Task goal:
Leave out the pictures and repeat every record exactly.

****************

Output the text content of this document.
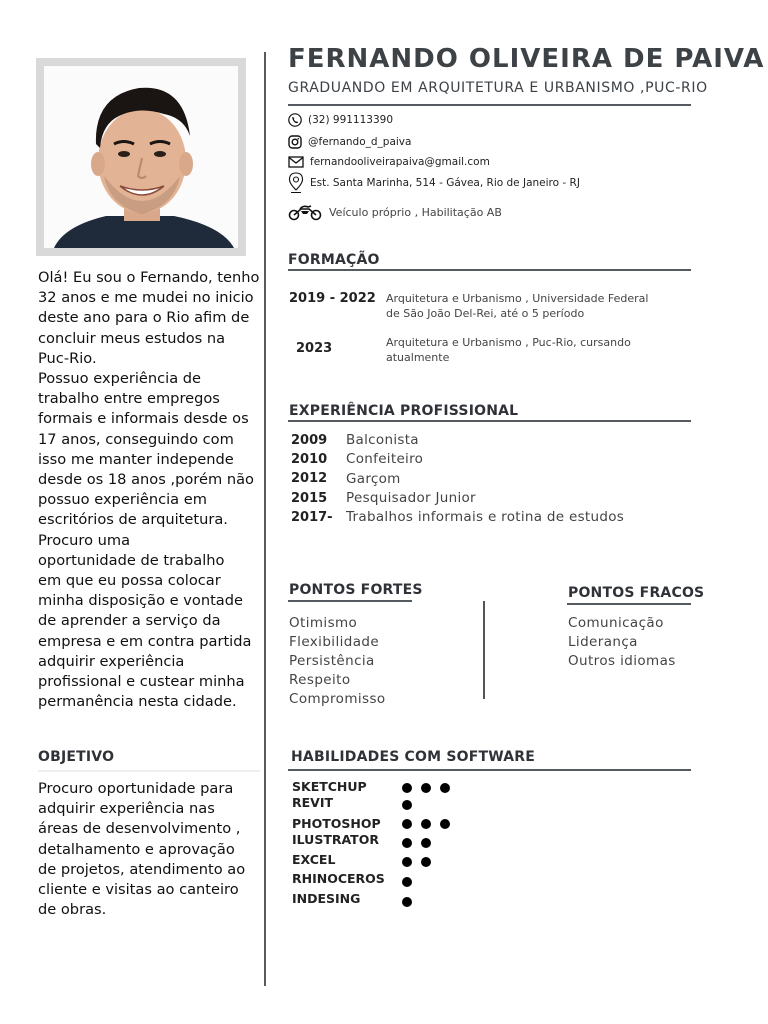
Olá! Eu sou o Fernando, tenho
32 anos e me mudei no inicio
deste ano para o Rio afim de
concluir meus estudos na
Puc-Rio.
Possuo experiência de
trabalho entre empregos
formais e informais desde os
17 anos, conseguindo com
isso me manter independe
desde os 18 anos ,porém não
possuo experiência em
escritórios de arquitetura.
Procuro uma
oportunidade de trabalho
em que eu possa colocar
minha disposição e vontade
de aprender a serviço da
empresa e em contra partida
adquirir experiência
profissional e custear minha
permanência nesta cidade.
OBJETIVO
Procuro oportunidade para
adquirir experiência nas
áreas de desenvolvimento ,
detalhamento e aprovação
de projetos, atendimento ao
cliente e visitas ao canteiro
de obras.
FERNANDO OLIVEIRA DE PAIVA
GRADUANDO EM ARQUITETURA E URBANISMO ,PUC-RIO
(32) 991113390
@fernando_d_paiva
fernandooliveirapaiva@gmail.com
Est. Santa Marinha, 514 - Gávea, Rio de Janeiro - RJ
Veículo próprio , Habilitação AB
FORMAÇÃO
2019 - 2022 Arquitetura e Urbanismo , Universidade Federal
de São João Del-Rei, até o 5 período
2023	Arquitetura e Urbanismo , Puc-Rio, cursando
atualmente
EXPERIÊNCIA PROFISSIONAL
2009 Balconista
2010 Confeiteiro
2012 Garçom
2015 Pesquisador Junior
2017- Trabalhos informais e rotina de estudos
PONTOS FORTES
Otimismo
Flexibilidade
Persistência
Respeito
Compromisso
PONTOS FRACOS
Comunicação
Liderança
Outros idiomas
HABILIDADES COM SOFTWARE
SKETCHUP
REVIT
PHOTOSHOP
ILUSTRATOR
EXCEL
RHINOCEROS
INDESING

****************

Correct answer:
Output the text content of this document.
Olá! Eu sou o Fernando, tenho
32 anos e me mudei no inicio
deste ano para o Rio afim de
concluir meus estudos na
Puc-Rio.
Possuo experiência de
trabalho entre empregos
formais e informais desde os
17 anos, conseguindo com
isso me manter independe
desde os 18 anos ,porém não
possuo experiência em
escritórios de arquitetura.
Procuro uma
oportunidade de trabalho
em que eu possa colocar
minha disposição e vontade
de aprender a serviço da
empresa e em contra partida
adquirir experiência
profissional e custear minha
permanência nesta cidade.
OBJETIVO
Procuro oportunidade para
adquirir experiência nas
áreas de desenvolvimento ,
detalhamento e aprovação
de projetos, atendimento ao
cliente e visitas ao canteiro
de obras.
FERNANDO OLIVEIRA DE PAIVA
GRADUANDO EM ARQUITETURA E URBANISMO ,PUC-RIO
(32) 991113390
@fernando_d_paiva
fernandooliveirapaiva@gmail.com
Est. Santa Marinha, 514 - Gávea, Rio de Janeiro - RJ
Veículo próprio , Habilitação AB
FORMAÇÃO
2019 - 2022 Arquitetura e Urbanismo , Universidade Federal
de São João Del-Rei, até o 5 período
2023	Arquitetura e Urbanismo , Puc-Rio, cursando
atualmente
EXPERIÊNCIA PROFISSIONAL
2009 Balconista
2010 Confeiteiro
2012 Garçom
2015 Pesquisador Junior
2017- Trabalhos informais e rotina de estudos
PONTOS FORTES
Otimismo
Flexibilidade
Persistência
Respeito
Compromisso
PONTOS FRACOS
Comunicação
Liderança
Outros idiomas
HABILIDADES COM SOFTWARE
SKETCHUP
REVIT
PHOTOSHOP
ILUSTRATOR
EXCEL
RHINOCEROS
INDESING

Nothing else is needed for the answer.